***** Information given

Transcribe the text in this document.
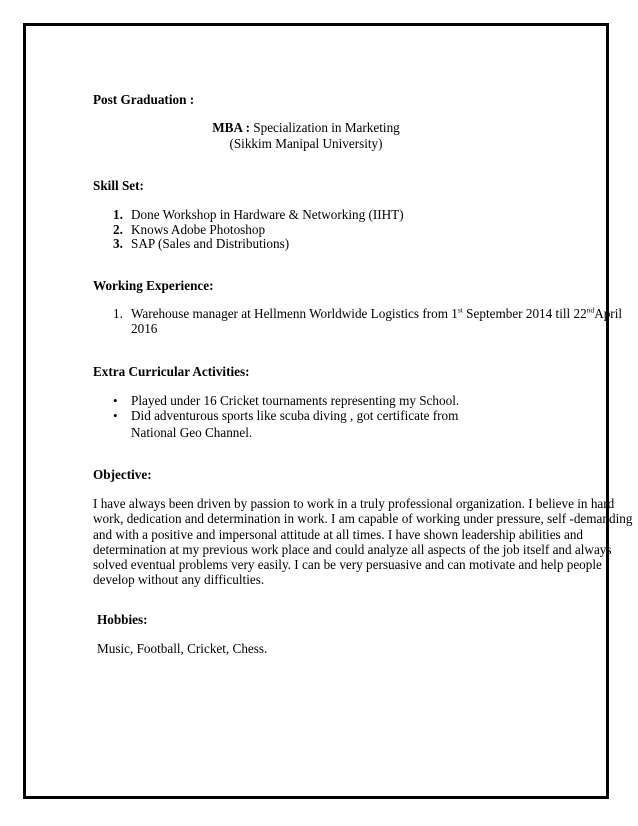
Post Graduation :
MBA : Specialization in Marketing
(Sikkim Manipal University)
Skill Set:
1. Done Workshop in Hardware & Networking (IIHT)
2. Knows Adobe Photoshop
3. SAP (Sales and Distributions)
Working Experience:
1. Warehouse manager at Hellmenn Worldwide Logistics from 1st September 2014 till 22nd April
2016
Extra Curricular Activities:
• Played under 16 Cricket tournaments representing my School.
• Did adventurous sports like scuba diving , got certificate from
National Geo Channel.
Objective:
I have always been driven by passion to work in a truly professional organization. I believe in hard
work, dedication and determination in work. I am capable of working under pressure, self -demanding
and with a positive and impersonal attitude at all times. I have shown leadership abilities and
determination at my previous work place and could analyze all aspects of the job itself and always
solved eventual problems very easily. I can be very persuasive and can motivate and help people
develop without any difficulties.
Hobbies:
Music, Football, Cricket, Chess.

**********

▶ **To do**
Pictures are not part of the copy; output everything else in the records exactly.

▶ **Answer to the exercise**
Transcribe the text in this document.
Post Graduation :
MBA : Specialization in Marketing
(Sikkim Manipal University)
Skill Set:
1. Done Workshop in Hardware & Networking (IIHT)
2. Knows Adobe Photoshop
3. SAP (Sales and Distributions)
Working Experience:
1. Warehouse manager at Hellmenn Worldwide Logistics from 1st September 2014 till 22nd April
2016
Extra Curricular Activities:
• Played under 16 Cricket tournaments representing my School.
• Did adventurous sports like scuba diving , got certificate from
National Geo Channel.
Objective:
I have always been driven by passion to work in a truly professional organization. I believe in hard
work, dedication and determination in work. I am capable of working under pressure, self -demanding
and with a positive and impersonal attitude at all times. I have shown leadership abilities and
determination at my previous work place and could analyze all aspects of the job itself and always
solved eventual problems very easily. I can be very persuasive and can motivate and help people
develop without any difficulties.
Hobbies:
Music, Football, Cricket, Chess.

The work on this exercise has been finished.